### Exercise aim
Copy, from the entries below, each line where the word "icon" can be found.

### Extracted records
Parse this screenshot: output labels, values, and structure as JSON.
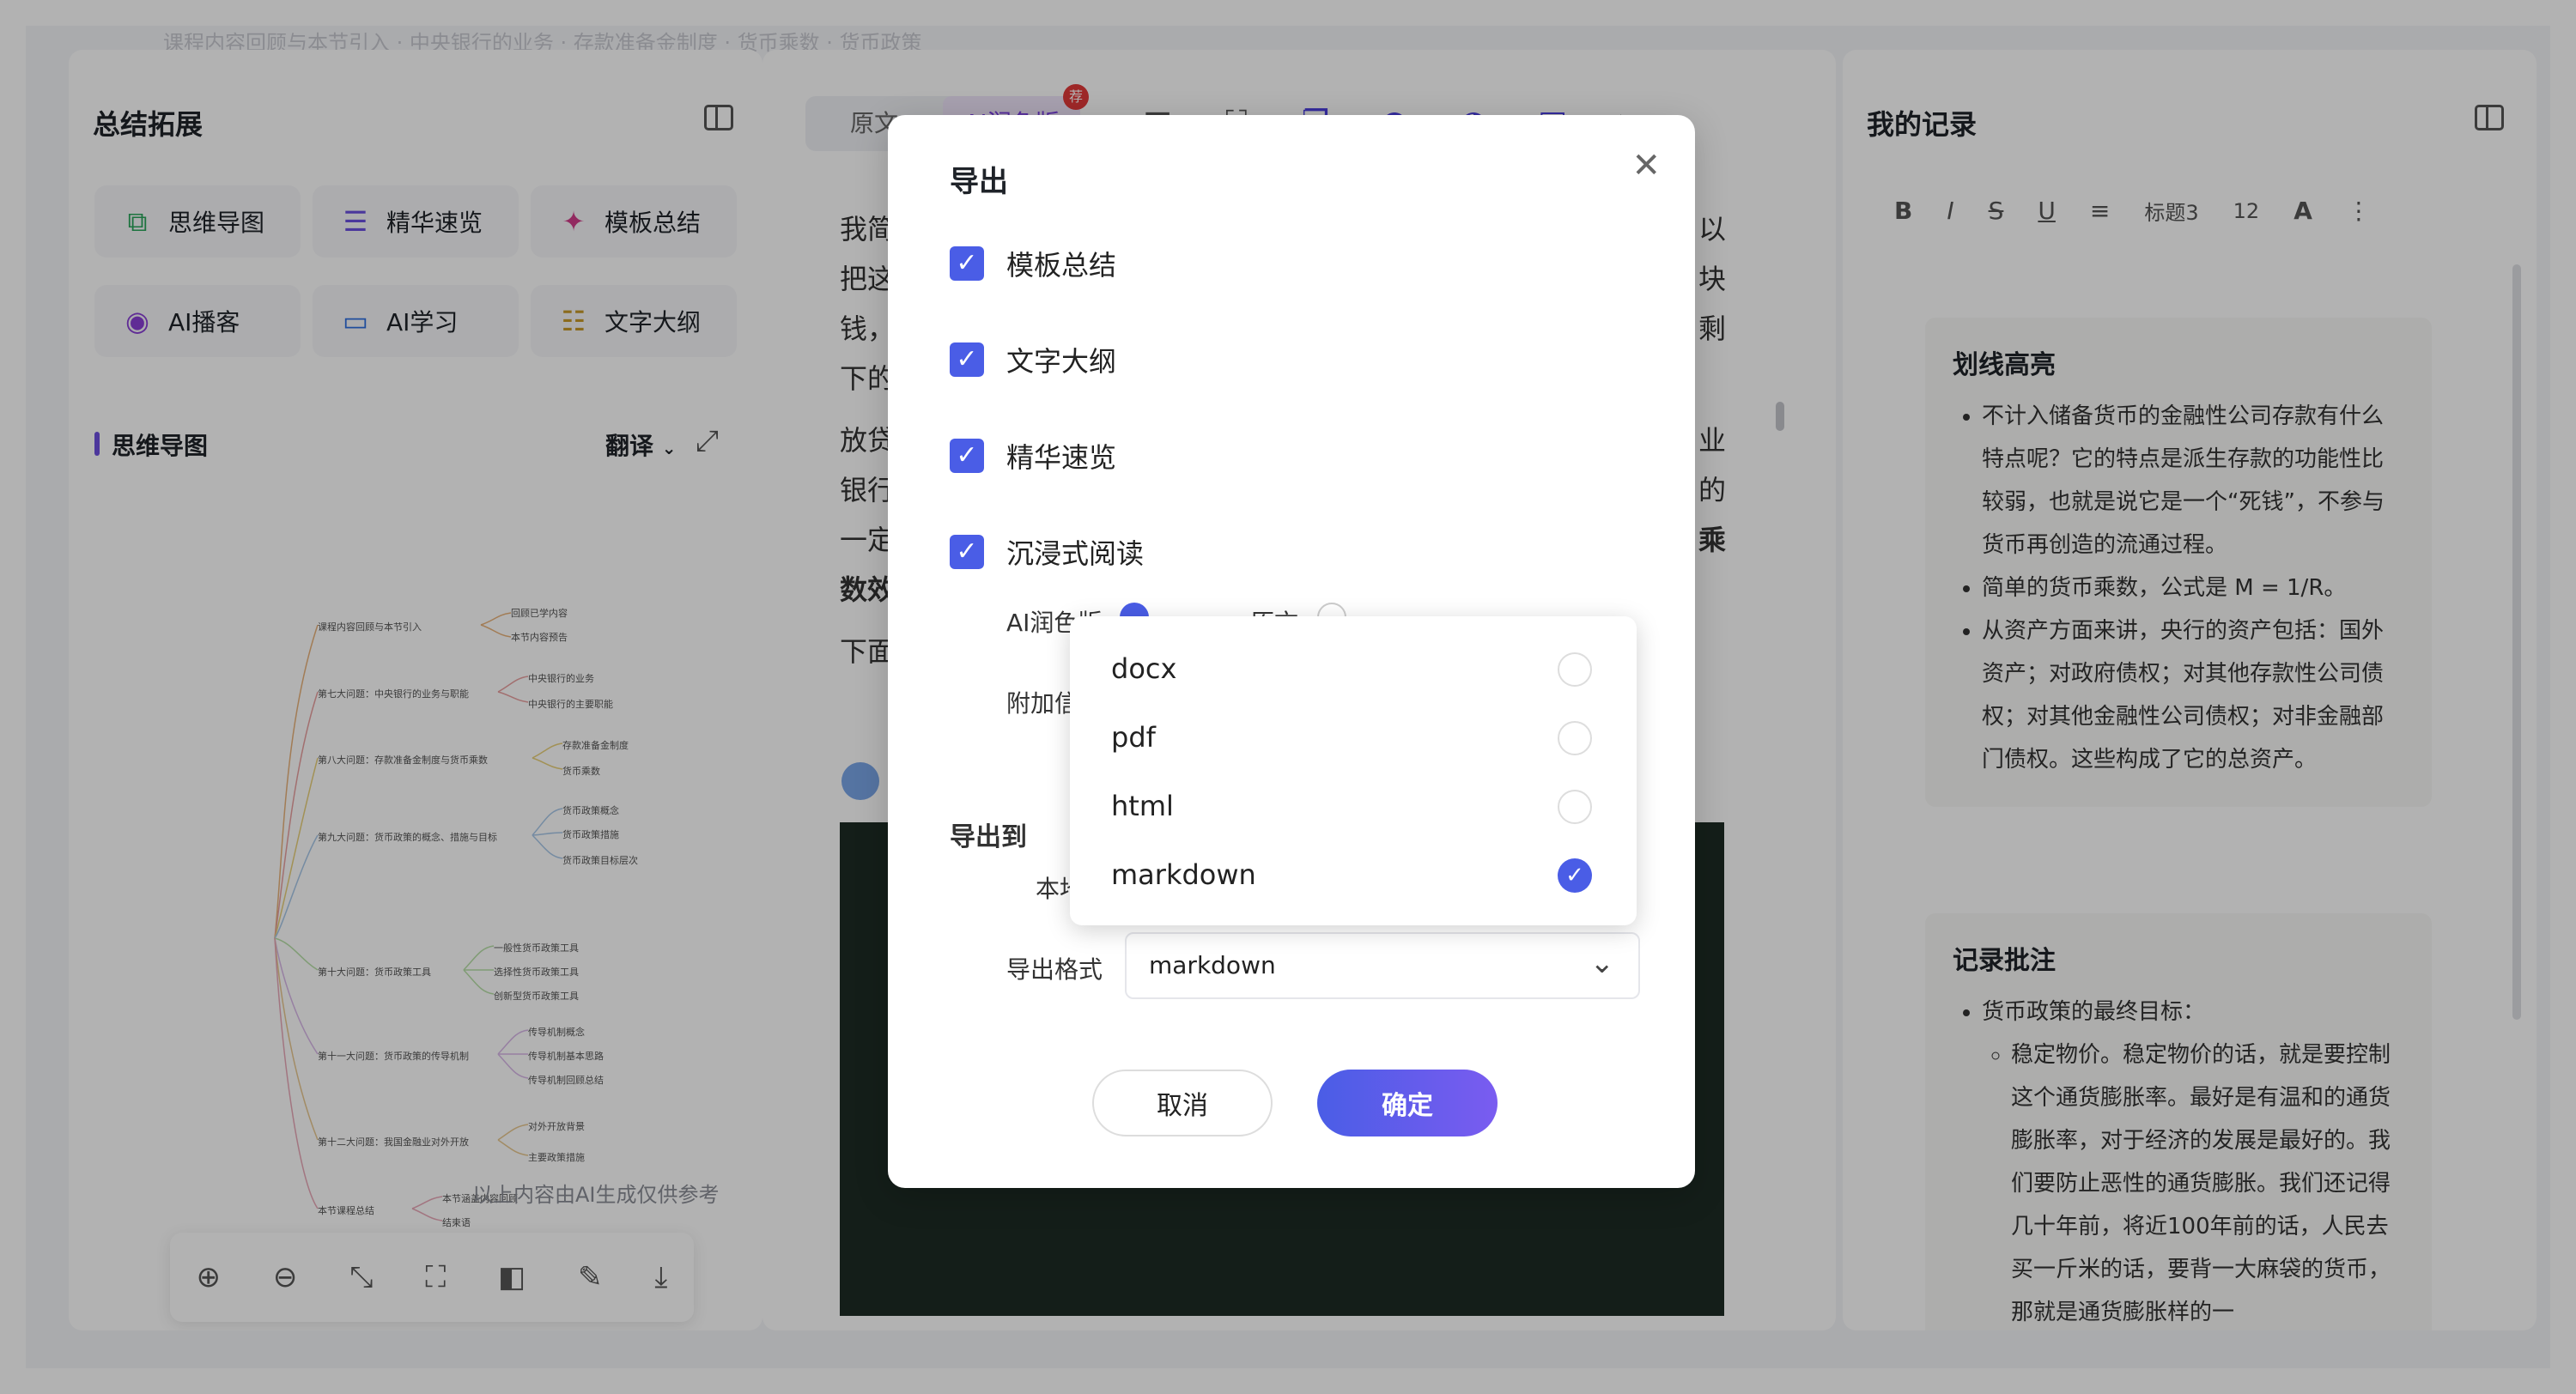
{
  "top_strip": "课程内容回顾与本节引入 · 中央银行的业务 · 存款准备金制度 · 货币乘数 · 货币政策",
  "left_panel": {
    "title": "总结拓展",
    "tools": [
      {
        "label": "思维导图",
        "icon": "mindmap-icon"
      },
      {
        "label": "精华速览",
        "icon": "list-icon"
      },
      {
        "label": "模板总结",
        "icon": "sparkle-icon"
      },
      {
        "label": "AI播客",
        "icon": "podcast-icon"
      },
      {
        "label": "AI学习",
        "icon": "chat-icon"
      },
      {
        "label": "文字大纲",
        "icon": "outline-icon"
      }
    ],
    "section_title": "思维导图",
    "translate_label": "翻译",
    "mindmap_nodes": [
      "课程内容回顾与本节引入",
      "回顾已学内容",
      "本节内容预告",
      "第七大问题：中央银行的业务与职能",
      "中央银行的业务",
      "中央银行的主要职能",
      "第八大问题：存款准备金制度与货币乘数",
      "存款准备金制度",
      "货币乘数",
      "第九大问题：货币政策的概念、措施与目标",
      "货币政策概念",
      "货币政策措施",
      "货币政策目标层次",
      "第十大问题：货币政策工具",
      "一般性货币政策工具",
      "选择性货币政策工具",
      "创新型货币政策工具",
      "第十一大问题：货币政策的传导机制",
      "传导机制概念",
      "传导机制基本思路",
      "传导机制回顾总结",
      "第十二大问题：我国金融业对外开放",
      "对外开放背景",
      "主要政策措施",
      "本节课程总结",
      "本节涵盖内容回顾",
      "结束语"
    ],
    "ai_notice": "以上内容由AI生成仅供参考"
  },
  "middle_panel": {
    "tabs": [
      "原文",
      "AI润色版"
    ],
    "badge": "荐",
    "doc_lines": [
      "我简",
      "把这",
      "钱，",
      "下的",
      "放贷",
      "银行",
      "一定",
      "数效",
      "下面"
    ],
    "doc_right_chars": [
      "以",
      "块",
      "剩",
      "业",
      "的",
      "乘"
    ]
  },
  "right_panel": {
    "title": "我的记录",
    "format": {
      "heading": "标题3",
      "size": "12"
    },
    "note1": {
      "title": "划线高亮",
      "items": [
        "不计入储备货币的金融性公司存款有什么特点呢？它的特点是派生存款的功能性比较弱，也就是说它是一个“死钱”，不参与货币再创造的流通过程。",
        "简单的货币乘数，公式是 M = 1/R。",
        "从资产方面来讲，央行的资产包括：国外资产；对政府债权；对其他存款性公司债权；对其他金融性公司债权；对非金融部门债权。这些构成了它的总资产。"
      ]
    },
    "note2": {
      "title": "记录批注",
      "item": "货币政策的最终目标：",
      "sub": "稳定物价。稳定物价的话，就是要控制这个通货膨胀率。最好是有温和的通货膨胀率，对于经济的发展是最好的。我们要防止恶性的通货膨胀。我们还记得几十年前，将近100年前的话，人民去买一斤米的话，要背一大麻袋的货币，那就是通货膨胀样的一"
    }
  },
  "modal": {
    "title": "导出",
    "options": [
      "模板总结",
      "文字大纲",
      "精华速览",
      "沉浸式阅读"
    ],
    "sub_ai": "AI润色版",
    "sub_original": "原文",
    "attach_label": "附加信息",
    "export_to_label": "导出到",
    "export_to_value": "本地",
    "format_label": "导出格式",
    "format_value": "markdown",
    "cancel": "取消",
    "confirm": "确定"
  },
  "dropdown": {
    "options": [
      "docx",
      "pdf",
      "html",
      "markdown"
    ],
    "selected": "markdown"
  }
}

==

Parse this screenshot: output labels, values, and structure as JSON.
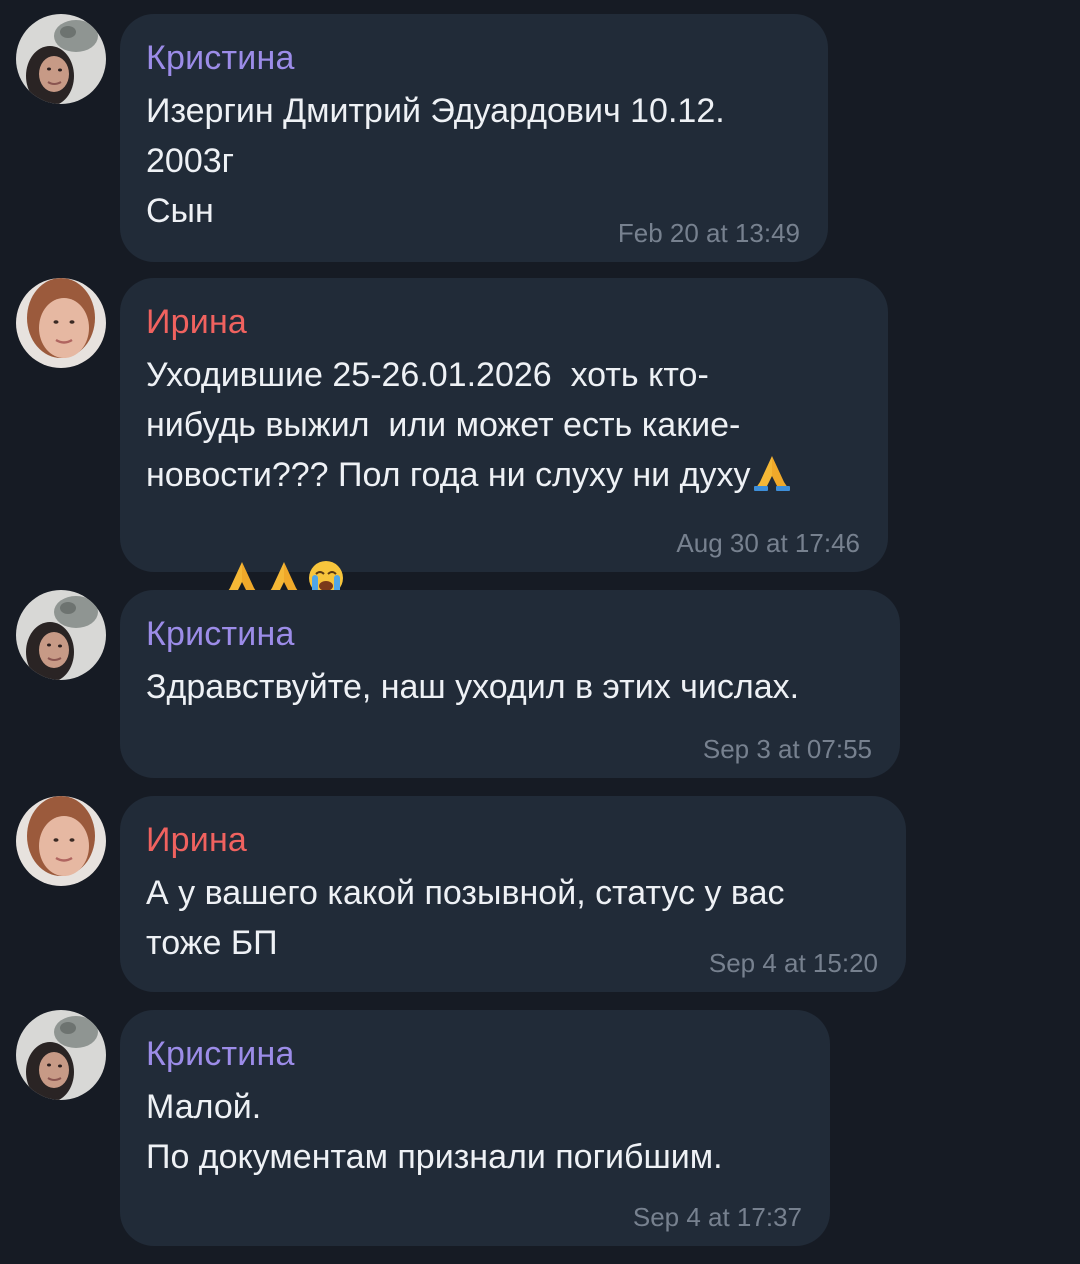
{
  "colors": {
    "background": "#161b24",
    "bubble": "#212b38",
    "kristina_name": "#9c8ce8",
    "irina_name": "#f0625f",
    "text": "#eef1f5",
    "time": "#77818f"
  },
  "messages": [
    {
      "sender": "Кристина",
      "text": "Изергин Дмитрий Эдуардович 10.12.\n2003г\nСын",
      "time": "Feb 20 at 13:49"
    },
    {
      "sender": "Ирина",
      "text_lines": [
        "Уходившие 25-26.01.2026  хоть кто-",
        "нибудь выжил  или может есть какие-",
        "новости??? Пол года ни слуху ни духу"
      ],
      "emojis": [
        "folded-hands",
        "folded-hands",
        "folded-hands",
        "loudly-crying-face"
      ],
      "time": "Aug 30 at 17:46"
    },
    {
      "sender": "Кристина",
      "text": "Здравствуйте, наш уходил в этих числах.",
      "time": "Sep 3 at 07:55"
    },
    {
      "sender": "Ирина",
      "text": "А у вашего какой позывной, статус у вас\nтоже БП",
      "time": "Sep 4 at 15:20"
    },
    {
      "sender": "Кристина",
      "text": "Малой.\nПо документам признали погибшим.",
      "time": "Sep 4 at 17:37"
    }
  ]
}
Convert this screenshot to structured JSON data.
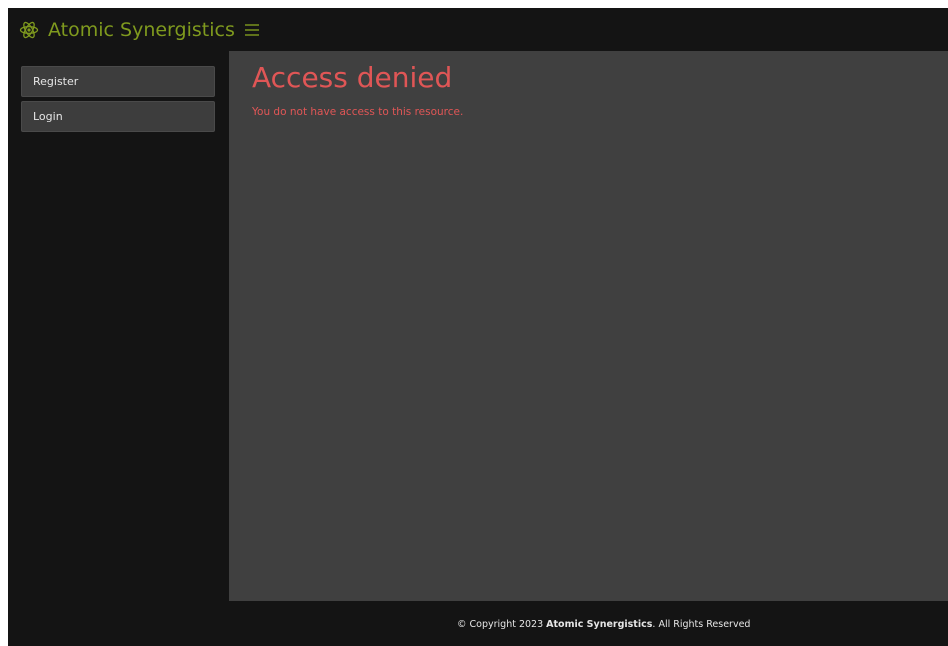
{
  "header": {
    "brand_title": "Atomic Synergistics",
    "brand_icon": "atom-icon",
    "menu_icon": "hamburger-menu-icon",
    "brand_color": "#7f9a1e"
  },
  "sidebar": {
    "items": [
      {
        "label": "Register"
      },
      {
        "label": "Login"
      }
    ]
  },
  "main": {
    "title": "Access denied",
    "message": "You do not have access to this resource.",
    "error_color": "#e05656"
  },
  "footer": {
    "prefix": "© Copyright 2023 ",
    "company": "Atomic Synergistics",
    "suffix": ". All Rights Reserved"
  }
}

--

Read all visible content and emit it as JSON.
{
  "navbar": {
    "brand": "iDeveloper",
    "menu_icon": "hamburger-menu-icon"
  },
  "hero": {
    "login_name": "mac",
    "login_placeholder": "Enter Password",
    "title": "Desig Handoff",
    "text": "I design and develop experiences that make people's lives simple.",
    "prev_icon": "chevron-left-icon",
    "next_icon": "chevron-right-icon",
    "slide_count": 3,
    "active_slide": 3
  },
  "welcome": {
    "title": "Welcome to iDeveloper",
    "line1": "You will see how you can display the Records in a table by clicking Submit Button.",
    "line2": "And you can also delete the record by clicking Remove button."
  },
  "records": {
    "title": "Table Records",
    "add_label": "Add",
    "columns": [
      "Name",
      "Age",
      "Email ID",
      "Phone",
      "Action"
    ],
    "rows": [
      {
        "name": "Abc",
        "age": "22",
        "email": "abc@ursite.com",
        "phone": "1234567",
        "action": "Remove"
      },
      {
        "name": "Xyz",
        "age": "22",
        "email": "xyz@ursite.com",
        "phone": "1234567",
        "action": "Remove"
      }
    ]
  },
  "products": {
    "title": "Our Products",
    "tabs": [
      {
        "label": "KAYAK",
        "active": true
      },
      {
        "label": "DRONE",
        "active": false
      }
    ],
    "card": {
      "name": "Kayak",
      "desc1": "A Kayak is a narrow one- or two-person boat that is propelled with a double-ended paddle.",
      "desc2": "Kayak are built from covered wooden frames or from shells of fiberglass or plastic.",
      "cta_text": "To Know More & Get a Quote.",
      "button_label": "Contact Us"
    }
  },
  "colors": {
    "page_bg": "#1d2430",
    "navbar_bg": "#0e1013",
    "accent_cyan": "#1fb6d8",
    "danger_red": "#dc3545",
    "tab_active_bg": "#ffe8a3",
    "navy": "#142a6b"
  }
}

### Solution for this problem
        "icon": "mindmap-icon"
        "icon": "list-icon"
        "icon": "sparkle-icon"
        "icon": "podcast-icon"
        "icon": "chat-icon"
        "icon": "outline-icon"
    "brand_icon": "atom-icon",
    "menu_icon": "hamburger-menu-icon",
    "menu_icon": "hamburger-menu-icon"
    "prev_icon": "chevron-left-icon",
    "next_icon": "chevron-right-icon",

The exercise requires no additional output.